··· Dataset extract ···

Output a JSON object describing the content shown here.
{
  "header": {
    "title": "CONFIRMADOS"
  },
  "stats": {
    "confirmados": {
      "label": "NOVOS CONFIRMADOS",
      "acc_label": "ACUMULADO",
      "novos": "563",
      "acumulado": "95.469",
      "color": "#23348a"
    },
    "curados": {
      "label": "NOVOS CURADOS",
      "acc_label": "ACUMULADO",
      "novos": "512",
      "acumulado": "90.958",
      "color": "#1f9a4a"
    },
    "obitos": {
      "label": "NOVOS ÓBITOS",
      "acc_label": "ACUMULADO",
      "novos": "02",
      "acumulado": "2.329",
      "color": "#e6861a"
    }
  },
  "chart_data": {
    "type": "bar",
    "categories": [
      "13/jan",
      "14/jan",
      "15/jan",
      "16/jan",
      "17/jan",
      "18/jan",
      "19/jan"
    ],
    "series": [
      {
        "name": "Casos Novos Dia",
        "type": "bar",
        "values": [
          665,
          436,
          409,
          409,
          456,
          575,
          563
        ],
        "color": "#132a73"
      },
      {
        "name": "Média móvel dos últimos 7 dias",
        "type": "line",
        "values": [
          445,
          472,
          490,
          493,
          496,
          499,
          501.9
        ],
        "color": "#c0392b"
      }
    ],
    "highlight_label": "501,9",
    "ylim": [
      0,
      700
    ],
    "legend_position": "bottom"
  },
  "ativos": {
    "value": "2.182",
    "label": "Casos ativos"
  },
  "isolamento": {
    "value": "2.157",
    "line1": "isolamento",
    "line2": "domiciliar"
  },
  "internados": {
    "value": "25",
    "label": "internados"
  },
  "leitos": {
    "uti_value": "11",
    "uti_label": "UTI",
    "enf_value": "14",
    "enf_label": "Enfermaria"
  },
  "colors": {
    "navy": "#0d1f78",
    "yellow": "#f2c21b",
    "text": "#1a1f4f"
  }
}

···

> [Task directions]
Which lines above contain "Casos"? Show each of them.

> [Exercise output]
        "name": "Casos Novos Dia",
    "label": "Casos ativos"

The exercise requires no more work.